[Do this] Only lines with the string "Order" matter here; gather them from the material below.

[Entries from a dataset]
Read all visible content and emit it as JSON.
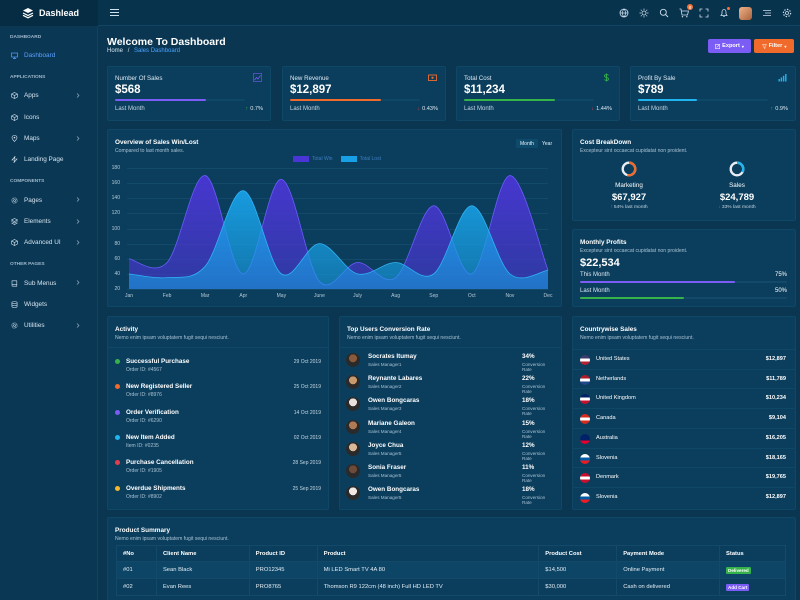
{
  "brand": {
    "name": "Dashlead"
  },
  "topbar": {
    "cart_count": "8"
  },
  "sidebar": {
    "sections": [
      {
        "title": "DASHBOARD",
        "items": [
          {
            "label": "Dashboard",
            "icon": "monitor-icon",
            "active": true
          }
        ]
      },
      {
        "title": "APPLICATIONS",
        "items": [
          {
            "label": "Apps",
            "icon": "cube-icon",
            "chevron": true
          },
          {
            "label": "Icons",
            "icon": "box-icon"
          },
          {
            "label": "Maps",
            "icon": "map-pin-icon",
            "chevron": true
          },
          {
            "label": "Landing Page",
            "icon": "zap-icon"
          }
        ]
      },
      {
        "title": "COMPONENTS",
        "items": [
          {
            "label": "Pages",
            "icon": "settings-icon",
            "chevron": true
          },
          {
            "label": "Elements",
            "icon": "layers-icon",
            "chevron": true
          },
          {
            "label": "Advanced UI",
            "icon": "box-icon",
            "chevron": true
          }
        ]
      },
      {
        "title": "OTHER PAGES",
        "items": [
          {
            "label": "Sub Menus",
            "icon": "book-icon",
            "chevron": true
          },
          {
            "label": "Widgets",
            "icon": "database-icon"
          },
          {
            "label": "Utilities",
            "icon": "gear-icon",
            "chevron": true
          }
        ]
      }
    ]
  },
  "header": {
    "title": "Welcome To Dashboard",
    "crumb_home": "Home",
    "crumb_sep": "/",
    "crumb_current": "Sales Dashboard",
    "export_label": "Export",
    "filter_label": "Filter"
  },
  "stats": [
    {
      "label": "Number Of Sales",
      "value": "$568",
      "sub": "Last Month",
      "pct": "0.7%",
      "dir": "up",
      "color": "#7b5cf5",
      "progress": 0.7,
      "icon": "line-chart-icon"
    },
    {
      "label": "New Revenue",
      "value": "$12,897",
      "sub": "Last Month",
      "pct": "0.43%",
      "dir": "down",
      "color": "#f06a2c",
      "progress": 0.7,
      "icon": "wallet-icon"
    },
    {
      "label": "Total Cost",
      "value": "$11,234",
      "sub": "Last Month",
      "pct": "1.44%",
      "dir": "down",
      "color": "#36b24b",
      "progress": 0.7,
      "icon": "dollar-icon"
    },
    {
      "label": "Profit By Sale",
      "value": "$789",
      "sub": "Last Month",
      "pct": "0.9%",
      "dir": "up",
      "color": "#1fb5f0",
      "progress": 0.45,
      "icon": "signal-bars-icon"
    }
  ],
  "overview": {
    "title": "Overview of Sales Win/Lost",
    "subtitle": "Compared to last month sales.",
    "toggle_month": "Month",
    "toggle_year": "Year"
  },
  "chart_data": {
    "type": "area",
    "categories": [
      "Jan",
      "Feb",
      "Mar",
      "Apr",
      "May",
      "June",
      "July",
      "Aug",
      "Sep",
      "Oct",
      "Nov",
      "Dec"
    ],
    "y_ticks": [
      20,
      40,
      60,
      80,
      100,
      120,
      140,
      160,
      180
    ],
    "ylim": [
      20,
      180
    ],
    "series": [
      {
        "name": "Total Win",
        "color": "#4a36d6",
        "values": [
          60,
          55,
          170,
          40,
          165,
          30,
          55,
          35,
          130,
          40,
          170,
          45
        ]
      },
      {
        "name": "Total Lost",
        "color": "#18a0e6",
        "values": [
          40,
          35,
          50,
          150,
          40,
          80,
          40,
          55,
          40,
          130,
          40,
          45
        ]
      }
    ]
  },
  "cost": {
    "title": "Cost BreakDown",
    "subtitle": "Excepteur sint occaecat cupidatat non proident.",
    "items": [
      {
        "label": "Marketing",
        "value": "$67,927",
        "sub": "54% last month",
        "dir": "up",
        "color": "#f06a2c",
        "fraction": 0.54
      },
      {
        "label": "Sales",
        "value": "$24,789",
        "sub": "33% last month",
        "dir": "down",
        "color": "#1fb5f0",
        "fraction": 0.33
      }
    ]
  },
  "profit": {
    "title": "Monthly Profits",
    "subtitle": "Excepteur sint occaecat cupidatat non proident.",
    "value": "$22,534",
    "rows": [
      {
        "label": "This Month",
        "pct": "75%",
        "color": "#7b5cf5",
        "fraction": 0.75
      },
      {
        "label": "Last Month",
        "pct": "50%",
        "color": "#36b24b",
        "fraction": 0.5
      }
    ]
  },
  "activity": {
    "title": "Activity",
    "subtitle": "Nemo enim ipsam voluptatem fugit sequi nesciunt.",
    "items": [
      {
        "title": "Successful Purchase",
        "sub": "Order ID: #4567",
        "date": "29 Oct 2019",
        "color": "#36b24b"
      },
      {
        "title": "New Registered Seller",
        "sub": "Order ID: #8976",
        "date": "25 Oct 2019",
        "color": "#f06a2c"
      },
      {
        "title": "Order Verification",
        "sub": "Order ID: #6290",
        "date": "14 Oct 2019",
        "color": "#7b5cf5"
      },
      {
        "title": "New Item Added",
        "sub": "Item ID: #0235",
        "date": "02 Oct 2019",
        "color": "#1fb5f0"
      },
      {
        "title": "Purchase Cancellation",
        "sub": "Order ID: #1905",
        "date": "28 Sep 2019",
        "color": "#e53e4a"
      },
      {
        "title": "Overdue Shipments",
        "sub": "Order ID: #8902",
        "date": "25 Sep 2019",
        "color": "#f5b72c"
      }
    ]
  },
  "top_users": {
    "title": "Top Users Conversion Rate",
    "subtitle": "Nemo enim ipsam voluptatem fugit sequi nesciunt.",
    "users": [
      {
        "name": "Socrates Itumay",
        "role": "Sales Manager1",
        "pct": "34%",
        "rate": "Conversion Rate",
        "av": "#8a5a3c"
      },
      {
        "name": "Reynante Labares",
        "role": "Sales Manager2",
        "pct": "22%",
        "rate": "Conversion Rate",
        "av": "#c99a6e"
      },
      {
        "name": "Owen Bongcaras",
        "role": "Sales Manager3",
        "pct": "18%",
        "rate": "Conversion Rate",
        "av": "#e8e0dc"
      },
      {
        "name": "Mariane Galeon",
        "role": "Sales Manager4",
        "pct": "15%",
        "rate": "Conversion Rate",
        "av": "#b07a55"
      },
      {
        "name": "Joyce Chua",
        "role": "Sales Manager5",
        "pct": "12%",
        "rate": "Conversion Rate",
        "av": "#d9b89a"
      },
      {
        "name": "Sonia Fraser",
        "role": "Sales Manager5",
        "pct": "11%",
        "rate": "Conversion Rate",
        "av": "#6e4a3a"
      },
      {
        "name": "Owen Bongcaras",
        "role": "Sales Manager5",
        "pct": "18%",
        "rate": "Conversion Rate",
        "av": "#efe8e4"
      }
    ]
  },
  "countries": {
    "title": "Countrywise Sales",
    "subtitle": "Nemo enim ipsam voluptatem fugit sequi nesciunt.",
    "rows": [
      {
        "name": "United States",
        "value": "$12,897",
        "flag": [
          "#3c3b6e",
          "#ffffff",
          "#b22234"
        ]
      },
      {
        "name": "Netherlands",
        "value": "$11,789",
        "flag": [
          "#ae1c28",
          "#ffffff",
          "#21468b"
        ]
      },
      {
        "name": "United Kingdom",
        "value": "$10,234",
        "flag": [
          "#012169",
          "#ffffff",
          "#c8102e"
        ]
      },
      {
        "name": "Canada",
        "value": "$9,104",
        "flag": [
          "#d52b1e",
          "#ffffff",
          "#d52b1e"
        ]
      },
      {
        "name": "Australia",
        "value": "$16,205",
        "flag": [
          "#012169",
          "#012169",
          "#e4002b"
        ]
      },
      {
        "name": "Slovenia",
        "value": "$18,165",
        "flag": [
          "#ffffff",
          "#005da4",
          "#ed1c24"
        ]
      },
      {
        "name": "Denmark",
        "value": "$19,765",
        "flag": [
          "#c8102e",
          "#ffffff",
          "#c8102e"
        ]
      },
      {
        "name": "Slovenia",
        "value": "$12,897",
        "flag": [
          "#ffffff",
          "#005da4",
          "#ed1c24"
        ]
      }
    ]
  },
  "products": {
    "title": "Product Summary",
    "subtitle": "Nemo enim ipsam voluptatem fugit sequi nesciunt.",
    "columns": [
      "#No",
      "Client Name",
      "Product ID",
      "Product",
      "Product Cost",
      "Payment Mode",
      "Status"
    ],
    "rows": [
      {
        "no": "#01",
        "client": "Sean Black",
        "pid": "PRO12345",
        "product": "Mi LED Smart TV 4A 80",
        "cost": "$14,500",
        "mode": "Online Payment",
        "status": "Delivered",
        "status_color": "#36b24b"
      },
      {
        "no": "#02",
        "client": "Evan Rees",
        "pid": "PRO8765",
        "product": "Thomson R9 122cm (48 inch) Full HD LED TV",
        "cost": "$30,000",
        "mode": "Cash on delivered",
        "status": "Add Cart",
        "status_color": "#7b5cf5"
      }
    ]
  }
}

[Written solution]
        "sub": "Order ID: #4567",
        "sub": "Order ID: #8976",
        "title": "Order Verification",
        "sub": "Order ID: #6290",
        "sub": "Order ID: #1905",
        "sub": "Order ID: #8902",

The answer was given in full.